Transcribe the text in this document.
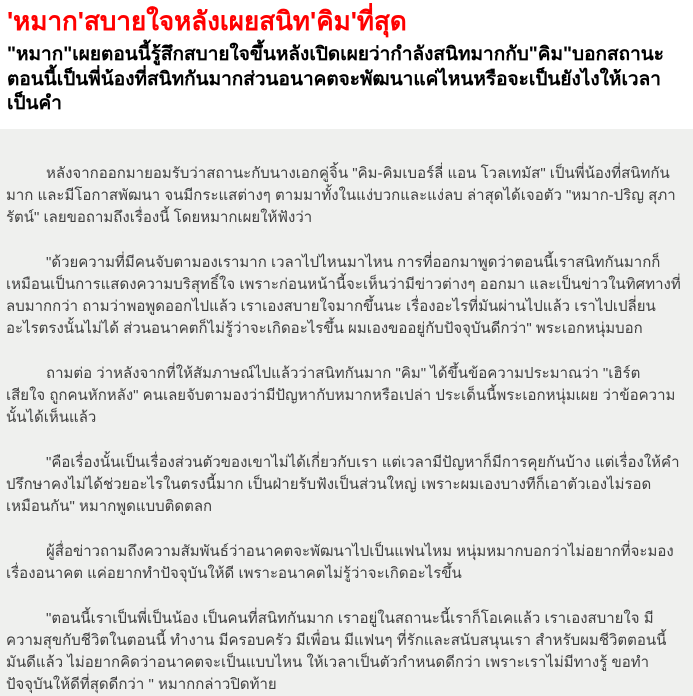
'หมาก'สบายใจหลังเผยสนิท'คิม'ที่สุด

"หมาก"เผยตอนนี้รู้สึกสบายใจขึ้นหลังเปิดเผยว่ากำลังสนิทมากกับ"คิม"บอกสถานะตอนนี้เป็นพี่น้องที่สนิทกันมากส่วนอนาคตจะพัฒนาแค่ไหนหรือจะเป็นยังไงให้เวลาเป็นคำ

หลังจากออกมายอมรับว่าสถานะกับนางเอกคู่จิ้น "คิม-คิมเบอร์ลี่ แอน โวลเทมัส" เป็นพี่น้องที่สนิทกันมาก และมีโอกาสพัฒนา จนมีกระแสต่างๆ ตามมาทั้งในแง่บวกและแง่ลบ ล่าสุดได้เจอตัว "หมาก-ปริญ สุภารัตน์" เลยขอถามถึงเรื่องนี้ โดยหมากเผยให้ฟังว่า

"ด้วยความที่มีคนจับตามองเรามาก เวลาไปไหนมาไหน การที่ออกมาพูดว่าตอนนี้เราสนิทกันมากก็เหมือนเป็นการแสดงความบริสุทธิ์ใจ เพราะก่อนหน้านี้จะเห็นว่ามีข่าวต่างๆ ออกมา และเป็นข่าวในทิศทางที่ลบมากกว่า ถามว่าพอพูดออกไปแล้ว เราเองสบายใจมากขึ้นนะ เรื่องอะไรที่มันผ่านไปแล้ว เราไปเปลี่ยนอะไรตรงนั้นไม่ได้ ส่วนอนาคตก็ไม่รู้ว่าจะเกิดอะไรขึ้น ผมเองขออยู่กับปัจจุบันดีกว่า" พระเอกหนุ่มบอก

ถามต่อ ว่าหลังจากที่ให้สัมภาษณ์ไปแล้วว่าสนิทกันมาก "คิม" ได้ขึ้นข้อความประมาณว่า "เฮิร์ต เสียใจ ถูกคนหักหลัง" คนเลยจับตามองว่ามีปัญหากับหมากหรือเปล่า ประเด็นนี้พระเอกหนุ่มเผย ว่าข้อความนั้นได้เห็นแล้ว

"คือเรื่องนั้นเป็นเรื่องส่วนตัวของเขาไม่ได้เกี่ยวกับเรา แต่เวลามีปัญหาก็มีการคุยกันบ้าง แต่เรื่องให้คำปรึกษาคงไม่ได้ช่วยอะไรในตรงนี้มาก เป็นฝ่ายรับฟังเป็นส่วนใหญ่ เพราะผมเองบางทีก็เอาตัวเองไม่รอดเหมือนกัน" หมากพูดแบบติดตลก

ผู้สื่อข่าวถามถึงความสัมพันธ์ว่าอนาคตจะพัฒนาไปเป็นแฟนไหม หนุ่มหมากบอกว่าไม่อยากที่จะมองเรื่องอนาคต แค่อยากทำปัจจุบันให้ดี เพราะอนาคตไม่รู้ว่าจะเกิดอะไรขึ้น

"ตอนนี้เราเป็นพี่เป็นน้อง เป็นคนที่สนิทกันมาก เราอยู่ในสถานะนี้เราก็โอเคแล้ว เราเองสบายใจ มีความสุขกับชีวิตในตอนนี้ ทำงาน มีครอบครัว มีเพื่อน มีแฟนๆ ที่รักและสนับสนุนเรา สำหรับผมชีวิตตอนนี้มันดีแล้ว ไม่อยากคิดว่าอนาคตจะเป็นแบบไหน ให้เวลาเป็นตัวกำหนดดีกว่า เพราะเราไม่มีทางรู้ ขอทำปัจจุบันให้ดีที่สุดดีกว่า " หมากกล่าวปิดท้าย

▬▬▬▬▬▬▬▬▬▬

STATED EXERCISE - Write out the material above again, word for word, minus its pictures.

THE OUTPUT -
Transcribe the text in this document.
'หมาก'สบายใจหลังเผยสนิท'คิม'ที่สุด

"หมาก"เผยตอนนี้รู้สึกสบายใจขึ้นหลังเปิดเผยว่ากำลังสนิทมากกับ"คิม"บอกสถานะตอนนี้เป็นพี่น้องที่สนิทกันมากส่วนอนาคตจะพัฒนาแค่ไหนหรือจะเป็นยังไงให้เวลาเป็นคำ

หลังจากออกมายอมรับว่าสถานะกับนางเอกคู่จิ้น "คิม-คิมเบอร์ลี่ แอน โวลเทมัส" เป็นพี่น้องที่สนิทกันมาก และมีโอกาสพัฒนา จนมีกระแสต่างๆ ตามมาทั้งในแง่บวกและแง่ลบ ล่าสุดได้เจอตัว "หมาก-ปริญ สุภารัตน์" เลยขอถามถึงเรื่องนี้ โดยหมากเผยให้ฟังว่า

"ด้วยความที่มีคนจับตามองเรามาก เวลาไปไหนมาไหน การที่ออกมาพูดว่าตอนนี้เราสนิทกันมากก็เหมือนเป็นการแสดงความบริสุทธิ์ใจ เพราะก่อนหน้านี้จะเห็นว่ามีข่าวต่างๆ ออกมา และเป็นข่าวในทิศทางที่ลบมากกว่า ถามว่าพอพูดออกไปแล้ว เราเองสบายใจมากขึ้นนะ เรื่องอะไรที่มันผ่านไปแล้ว เราไปเปลี่ยนอะไรตรงนั้นไม่ได้ ส่วนอนาคตก็ไม่รู้ว่าจะเกิดอะไรขึ้น ผมเองขออยู่กับปัจจุบันดีกว่า" พระเอกหนุ่มบอก

ถามต่อ ว่าหลังจากที่ให้สัมภาษณ์ไปแล้วว่าสนิทกันมาก "คิม" ได้ขึ้นข้อความประมาณว่า "เฮิร์ต เสียใจ ถูกคนหักหลัง" คนเลยจับตามองว่ามีปัญหากับหมากหรือเปล่า ประเด็นนี้พระเอกหนุ่มเผย ว่าข้อความนั้นได้เห็นแล้ว

"คือเรื่องนั้นเป็นเรื่องส่วนตัวของเขาไม่ได้เกี่ยวกับเรา แต่เวลามีปัญหาก็มีการคุยกันบ้าง แต่เรื่องให้คำปรึกษาคงไม่ได้ช่วยอะไรในตรงนี้มาก เป็นฝ่ายรับฟังเป็นส่วนใหญ่ เพราะผมเองบางทีก็เอาตัวเองไม่รอดเหมือนกัน" หมากพูดแบบติดตลก

ผู้สื่อข่าวถามถึงความสัมพันธ์ว่าอนาคตจะพัฒนาไปเป็นแฟนไหม หนุ่มหมากบอกว่าไม่อยากที่จะมองเรื่องอนาคต แค่อยากทำปัจจุบันให้ดี เพราะอนาคตไม่รู้ว่าจะเกิดอะไรขึ้น

"ตอนนี้เราเป็นพี่เป็นน้อง เป็นคนที่สนิทกันมาก เราอยู่ในสถานะนี้เราก็โอเคแล้ว เราเองสบายใจ มีความสุขกับชีวิตในตอนนี้ ทำงาน มีครอบครัว มีเพื่อน มีแฟนๆ ที่รักและสนับสนุนเรา สำหรับผมชีวิตตอนนี้มันดีแล้ว ไม่อยากคิดว่าอนาคตจะเป็นแบบไหน ให้เวลาเป็นตัวกำหนดดีกว่า เพราะเราไม่มีทางรู้ ขอทำปัจจุบันให้ดีที่สุดดีกว่า " หมากกล่าวปิดท้าย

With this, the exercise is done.